WHAT TO PRODUCE:
Give the number of lines below that contain "tarief", with no other output.

Stored data
----------------
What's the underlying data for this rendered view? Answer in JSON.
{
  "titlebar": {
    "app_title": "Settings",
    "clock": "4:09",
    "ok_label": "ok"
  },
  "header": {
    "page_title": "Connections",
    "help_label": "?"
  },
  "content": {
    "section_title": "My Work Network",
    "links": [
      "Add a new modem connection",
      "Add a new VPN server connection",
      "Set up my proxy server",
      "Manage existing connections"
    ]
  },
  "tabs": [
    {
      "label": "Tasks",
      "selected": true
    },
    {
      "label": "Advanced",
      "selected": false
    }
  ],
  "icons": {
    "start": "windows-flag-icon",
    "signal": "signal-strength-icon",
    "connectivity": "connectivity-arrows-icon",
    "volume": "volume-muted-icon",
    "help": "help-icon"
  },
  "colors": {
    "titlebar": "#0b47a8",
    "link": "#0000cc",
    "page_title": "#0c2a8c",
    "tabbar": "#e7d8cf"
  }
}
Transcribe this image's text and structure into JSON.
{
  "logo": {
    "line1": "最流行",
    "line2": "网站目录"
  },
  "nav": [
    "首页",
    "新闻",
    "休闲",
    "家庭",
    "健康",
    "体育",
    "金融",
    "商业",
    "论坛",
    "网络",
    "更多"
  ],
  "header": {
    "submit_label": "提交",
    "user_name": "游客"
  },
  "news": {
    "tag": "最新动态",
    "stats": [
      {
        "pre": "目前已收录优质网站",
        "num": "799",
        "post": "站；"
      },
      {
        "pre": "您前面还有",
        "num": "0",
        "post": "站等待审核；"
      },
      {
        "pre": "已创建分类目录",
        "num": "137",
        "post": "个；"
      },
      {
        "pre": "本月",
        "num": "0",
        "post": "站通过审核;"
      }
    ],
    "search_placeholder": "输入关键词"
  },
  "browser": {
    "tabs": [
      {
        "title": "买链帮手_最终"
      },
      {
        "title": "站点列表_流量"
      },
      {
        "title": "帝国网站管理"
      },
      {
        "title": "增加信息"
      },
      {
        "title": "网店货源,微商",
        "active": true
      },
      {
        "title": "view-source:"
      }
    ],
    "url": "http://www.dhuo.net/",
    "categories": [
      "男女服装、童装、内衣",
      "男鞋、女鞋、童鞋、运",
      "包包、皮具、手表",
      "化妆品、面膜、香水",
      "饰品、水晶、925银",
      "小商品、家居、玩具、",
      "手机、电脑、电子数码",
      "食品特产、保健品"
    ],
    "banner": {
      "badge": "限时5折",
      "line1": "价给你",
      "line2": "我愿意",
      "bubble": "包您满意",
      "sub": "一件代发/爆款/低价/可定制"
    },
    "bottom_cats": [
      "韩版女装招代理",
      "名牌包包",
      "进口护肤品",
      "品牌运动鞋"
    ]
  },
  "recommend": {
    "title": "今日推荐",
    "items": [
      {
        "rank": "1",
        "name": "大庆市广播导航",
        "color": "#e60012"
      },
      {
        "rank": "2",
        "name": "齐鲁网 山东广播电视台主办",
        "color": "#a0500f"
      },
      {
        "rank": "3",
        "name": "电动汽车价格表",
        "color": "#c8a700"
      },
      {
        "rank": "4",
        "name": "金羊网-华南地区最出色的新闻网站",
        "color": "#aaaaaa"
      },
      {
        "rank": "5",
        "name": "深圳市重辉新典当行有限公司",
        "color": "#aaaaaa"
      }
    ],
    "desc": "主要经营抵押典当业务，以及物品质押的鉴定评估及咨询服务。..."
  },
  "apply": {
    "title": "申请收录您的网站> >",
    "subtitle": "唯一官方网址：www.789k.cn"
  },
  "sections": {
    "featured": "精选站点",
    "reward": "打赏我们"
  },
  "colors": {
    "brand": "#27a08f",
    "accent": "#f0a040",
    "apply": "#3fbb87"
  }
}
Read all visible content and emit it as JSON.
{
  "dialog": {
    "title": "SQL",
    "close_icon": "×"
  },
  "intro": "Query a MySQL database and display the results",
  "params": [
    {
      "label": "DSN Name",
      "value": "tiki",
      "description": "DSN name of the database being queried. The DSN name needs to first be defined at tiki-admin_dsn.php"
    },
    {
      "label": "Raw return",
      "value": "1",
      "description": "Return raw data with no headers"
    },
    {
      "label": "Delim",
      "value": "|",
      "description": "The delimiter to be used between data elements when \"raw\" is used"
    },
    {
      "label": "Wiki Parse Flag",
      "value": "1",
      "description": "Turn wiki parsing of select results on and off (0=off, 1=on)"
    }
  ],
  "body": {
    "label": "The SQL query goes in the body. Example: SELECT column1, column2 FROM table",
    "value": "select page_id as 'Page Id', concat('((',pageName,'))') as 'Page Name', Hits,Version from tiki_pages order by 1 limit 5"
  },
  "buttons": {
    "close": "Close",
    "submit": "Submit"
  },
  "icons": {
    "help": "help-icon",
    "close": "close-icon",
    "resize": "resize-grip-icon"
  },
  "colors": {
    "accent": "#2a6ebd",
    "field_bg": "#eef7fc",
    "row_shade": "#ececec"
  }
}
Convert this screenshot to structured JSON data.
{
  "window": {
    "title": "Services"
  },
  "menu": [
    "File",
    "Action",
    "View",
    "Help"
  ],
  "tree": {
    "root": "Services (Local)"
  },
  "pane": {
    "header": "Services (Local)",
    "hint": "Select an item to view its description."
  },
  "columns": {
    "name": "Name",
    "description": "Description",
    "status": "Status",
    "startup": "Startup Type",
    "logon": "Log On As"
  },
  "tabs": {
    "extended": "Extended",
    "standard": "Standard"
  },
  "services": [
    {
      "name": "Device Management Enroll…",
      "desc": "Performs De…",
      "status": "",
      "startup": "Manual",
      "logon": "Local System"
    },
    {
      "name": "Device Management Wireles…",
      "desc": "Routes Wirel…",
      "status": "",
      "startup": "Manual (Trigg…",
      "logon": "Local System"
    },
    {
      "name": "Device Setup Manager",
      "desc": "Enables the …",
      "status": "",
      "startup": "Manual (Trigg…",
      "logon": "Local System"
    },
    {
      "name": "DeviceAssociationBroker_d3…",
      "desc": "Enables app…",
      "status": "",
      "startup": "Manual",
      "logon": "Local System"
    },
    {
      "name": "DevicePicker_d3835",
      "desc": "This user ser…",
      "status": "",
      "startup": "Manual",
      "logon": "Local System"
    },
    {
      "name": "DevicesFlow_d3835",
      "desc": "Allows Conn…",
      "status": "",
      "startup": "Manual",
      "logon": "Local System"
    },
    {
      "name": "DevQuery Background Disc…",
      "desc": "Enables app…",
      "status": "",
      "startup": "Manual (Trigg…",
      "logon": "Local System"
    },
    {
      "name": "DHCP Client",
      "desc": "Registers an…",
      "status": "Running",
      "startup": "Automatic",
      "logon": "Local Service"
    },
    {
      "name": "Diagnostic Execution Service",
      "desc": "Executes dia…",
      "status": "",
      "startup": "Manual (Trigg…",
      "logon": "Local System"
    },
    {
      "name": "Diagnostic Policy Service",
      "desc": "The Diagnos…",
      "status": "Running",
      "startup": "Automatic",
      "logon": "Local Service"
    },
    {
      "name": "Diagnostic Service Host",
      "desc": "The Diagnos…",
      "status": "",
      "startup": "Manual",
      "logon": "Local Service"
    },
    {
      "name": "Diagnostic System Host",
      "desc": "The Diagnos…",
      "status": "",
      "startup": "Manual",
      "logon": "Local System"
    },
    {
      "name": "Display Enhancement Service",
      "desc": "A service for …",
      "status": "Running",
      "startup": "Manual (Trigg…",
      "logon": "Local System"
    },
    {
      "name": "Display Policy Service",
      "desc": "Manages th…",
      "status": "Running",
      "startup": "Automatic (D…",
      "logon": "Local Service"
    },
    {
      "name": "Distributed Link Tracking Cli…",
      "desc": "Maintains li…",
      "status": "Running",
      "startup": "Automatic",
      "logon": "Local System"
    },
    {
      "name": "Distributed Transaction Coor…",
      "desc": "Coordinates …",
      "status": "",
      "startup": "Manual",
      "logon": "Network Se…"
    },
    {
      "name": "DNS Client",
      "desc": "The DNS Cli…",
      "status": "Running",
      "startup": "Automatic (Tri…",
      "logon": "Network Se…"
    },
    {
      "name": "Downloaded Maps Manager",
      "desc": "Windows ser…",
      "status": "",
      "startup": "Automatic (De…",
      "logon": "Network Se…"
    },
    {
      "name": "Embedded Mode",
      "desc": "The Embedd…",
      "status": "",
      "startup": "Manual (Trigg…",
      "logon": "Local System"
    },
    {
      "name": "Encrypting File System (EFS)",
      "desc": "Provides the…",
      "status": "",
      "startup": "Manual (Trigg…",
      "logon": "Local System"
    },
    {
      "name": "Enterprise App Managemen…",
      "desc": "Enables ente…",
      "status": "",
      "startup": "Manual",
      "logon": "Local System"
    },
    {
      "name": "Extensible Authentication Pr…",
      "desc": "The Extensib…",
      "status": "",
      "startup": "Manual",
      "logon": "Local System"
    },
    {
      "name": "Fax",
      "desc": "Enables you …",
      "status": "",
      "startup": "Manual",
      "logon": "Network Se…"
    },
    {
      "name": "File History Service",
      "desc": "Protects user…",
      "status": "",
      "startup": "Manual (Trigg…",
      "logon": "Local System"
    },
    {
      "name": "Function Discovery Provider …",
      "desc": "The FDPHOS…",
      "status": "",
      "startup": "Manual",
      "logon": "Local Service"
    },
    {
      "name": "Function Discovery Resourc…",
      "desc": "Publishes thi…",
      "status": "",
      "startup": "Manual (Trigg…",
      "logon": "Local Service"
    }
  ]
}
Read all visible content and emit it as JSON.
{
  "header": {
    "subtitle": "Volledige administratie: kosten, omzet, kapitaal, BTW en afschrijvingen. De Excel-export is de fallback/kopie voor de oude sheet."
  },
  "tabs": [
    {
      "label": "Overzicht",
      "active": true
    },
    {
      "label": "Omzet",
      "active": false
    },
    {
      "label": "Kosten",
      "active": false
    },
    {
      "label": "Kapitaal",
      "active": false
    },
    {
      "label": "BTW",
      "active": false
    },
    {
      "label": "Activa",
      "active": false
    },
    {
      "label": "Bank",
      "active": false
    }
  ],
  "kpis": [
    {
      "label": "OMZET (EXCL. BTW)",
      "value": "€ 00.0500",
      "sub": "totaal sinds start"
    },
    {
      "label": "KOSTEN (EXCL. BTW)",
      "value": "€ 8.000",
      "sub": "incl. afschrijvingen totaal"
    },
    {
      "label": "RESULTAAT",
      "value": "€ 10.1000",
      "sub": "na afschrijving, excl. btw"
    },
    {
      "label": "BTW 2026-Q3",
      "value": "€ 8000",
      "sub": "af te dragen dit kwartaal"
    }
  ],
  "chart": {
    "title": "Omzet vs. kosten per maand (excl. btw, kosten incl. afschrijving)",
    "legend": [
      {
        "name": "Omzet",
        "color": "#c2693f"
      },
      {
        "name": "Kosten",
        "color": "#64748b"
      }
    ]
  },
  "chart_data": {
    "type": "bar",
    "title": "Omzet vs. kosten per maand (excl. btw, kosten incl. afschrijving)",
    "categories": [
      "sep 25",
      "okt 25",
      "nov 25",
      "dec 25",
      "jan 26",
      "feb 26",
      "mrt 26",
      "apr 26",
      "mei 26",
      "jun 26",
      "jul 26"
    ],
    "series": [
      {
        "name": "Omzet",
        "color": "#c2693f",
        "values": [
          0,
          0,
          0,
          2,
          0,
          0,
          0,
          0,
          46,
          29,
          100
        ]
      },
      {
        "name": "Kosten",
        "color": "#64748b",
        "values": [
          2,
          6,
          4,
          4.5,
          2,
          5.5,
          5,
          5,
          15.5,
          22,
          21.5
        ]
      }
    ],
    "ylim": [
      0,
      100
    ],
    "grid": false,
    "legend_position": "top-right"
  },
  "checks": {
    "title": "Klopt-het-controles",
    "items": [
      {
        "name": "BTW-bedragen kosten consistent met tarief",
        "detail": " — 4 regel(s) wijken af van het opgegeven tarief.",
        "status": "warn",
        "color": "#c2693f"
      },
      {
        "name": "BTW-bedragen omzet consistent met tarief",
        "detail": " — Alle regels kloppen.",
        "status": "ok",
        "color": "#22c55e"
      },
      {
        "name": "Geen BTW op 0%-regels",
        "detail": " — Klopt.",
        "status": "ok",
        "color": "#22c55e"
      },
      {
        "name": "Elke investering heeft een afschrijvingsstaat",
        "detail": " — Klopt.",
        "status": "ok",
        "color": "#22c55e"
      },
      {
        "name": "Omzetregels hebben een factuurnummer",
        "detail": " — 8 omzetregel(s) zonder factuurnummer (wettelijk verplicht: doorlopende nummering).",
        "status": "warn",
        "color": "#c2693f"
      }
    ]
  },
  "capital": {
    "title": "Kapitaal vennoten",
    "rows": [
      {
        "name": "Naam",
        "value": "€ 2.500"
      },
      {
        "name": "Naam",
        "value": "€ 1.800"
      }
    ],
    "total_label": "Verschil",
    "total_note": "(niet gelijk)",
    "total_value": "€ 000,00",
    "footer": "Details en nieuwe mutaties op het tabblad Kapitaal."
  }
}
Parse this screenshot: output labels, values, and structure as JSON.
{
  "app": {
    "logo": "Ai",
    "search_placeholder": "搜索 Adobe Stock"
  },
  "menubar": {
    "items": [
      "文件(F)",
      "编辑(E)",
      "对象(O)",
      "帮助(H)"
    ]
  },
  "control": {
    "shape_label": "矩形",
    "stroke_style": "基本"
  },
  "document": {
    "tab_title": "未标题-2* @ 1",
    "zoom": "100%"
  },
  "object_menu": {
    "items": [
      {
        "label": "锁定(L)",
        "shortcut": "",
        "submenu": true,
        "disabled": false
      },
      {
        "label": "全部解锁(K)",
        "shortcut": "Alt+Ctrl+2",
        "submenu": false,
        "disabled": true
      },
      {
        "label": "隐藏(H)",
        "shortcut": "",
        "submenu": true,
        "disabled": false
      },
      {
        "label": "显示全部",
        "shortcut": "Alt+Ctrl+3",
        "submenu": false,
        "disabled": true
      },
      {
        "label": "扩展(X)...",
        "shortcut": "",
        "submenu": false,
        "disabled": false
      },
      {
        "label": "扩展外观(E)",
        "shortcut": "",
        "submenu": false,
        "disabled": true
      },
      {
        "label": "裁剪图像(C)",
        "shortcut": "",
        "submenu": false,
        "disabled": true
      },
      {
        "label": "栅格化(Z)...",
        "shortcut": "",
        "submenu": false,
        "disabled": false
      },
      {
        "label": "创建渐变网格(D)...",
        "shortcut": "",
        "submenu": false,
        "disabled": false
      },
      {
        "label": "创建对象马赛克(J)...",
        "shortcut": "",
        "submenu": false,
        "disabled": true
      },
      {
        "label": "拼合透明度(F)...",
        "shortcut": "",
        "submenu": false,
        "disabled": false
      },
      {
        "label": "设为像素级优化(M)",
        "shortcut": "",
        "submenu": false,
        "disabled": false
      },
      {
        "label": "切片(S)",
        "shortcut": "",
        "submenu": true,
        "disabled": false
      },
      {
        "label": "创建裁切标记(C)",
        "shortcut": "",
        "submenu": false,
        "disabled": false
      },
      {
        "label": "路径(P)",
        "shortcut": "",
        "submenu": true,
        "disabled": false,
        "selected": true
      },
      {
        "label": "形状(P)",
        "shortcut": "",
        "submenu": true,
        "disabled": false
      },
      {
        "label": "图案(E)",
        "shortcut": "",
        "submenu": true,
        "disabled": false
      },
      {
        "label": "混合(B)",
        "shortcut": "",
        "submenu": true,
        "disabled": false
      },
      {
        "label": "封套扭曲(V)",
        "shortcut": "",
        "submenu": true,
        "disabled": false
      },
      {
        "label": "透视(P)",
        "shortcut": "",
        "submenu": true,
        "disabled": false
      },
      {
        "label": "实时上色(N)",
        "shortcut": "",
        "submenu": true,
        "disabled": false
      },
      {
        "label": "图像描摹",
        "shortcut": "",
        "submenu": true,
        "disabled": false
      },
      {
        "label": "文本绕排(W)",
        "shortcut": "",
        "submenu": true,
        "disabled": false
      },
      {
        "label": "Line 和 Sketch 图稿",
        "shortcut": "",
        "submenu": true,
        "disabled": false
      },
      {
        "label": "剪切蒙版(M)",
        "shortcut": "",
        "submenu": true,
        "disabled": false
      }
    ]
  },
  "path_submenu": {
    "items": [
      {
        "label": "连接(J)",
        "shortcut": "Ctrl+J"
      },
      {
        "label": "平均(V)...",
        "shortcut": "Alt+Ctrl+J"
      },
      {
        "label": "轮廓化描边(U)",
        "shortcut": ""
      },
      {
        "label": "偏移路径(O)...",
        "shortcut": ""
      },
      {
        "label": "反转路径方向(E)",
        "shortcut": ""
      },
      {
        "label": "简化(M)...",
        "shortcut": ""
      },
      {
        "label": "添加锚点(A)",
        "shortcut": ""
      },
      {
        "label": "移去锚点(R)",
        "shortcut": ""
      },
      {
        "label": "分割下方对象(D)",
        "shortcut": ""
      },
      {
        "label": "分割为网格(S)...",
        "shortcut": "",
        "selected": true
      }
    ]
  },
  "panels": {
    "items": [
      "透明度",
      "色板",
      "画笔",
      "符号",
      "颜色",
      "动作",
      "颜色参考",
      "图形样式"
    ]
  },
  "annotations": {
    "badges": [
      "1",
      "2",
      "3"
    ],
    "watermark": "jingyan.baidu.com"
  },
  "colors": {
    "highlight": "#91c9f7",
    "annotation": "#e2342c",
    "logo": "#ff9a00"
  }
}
----------------
ANSWER IN FULL:
3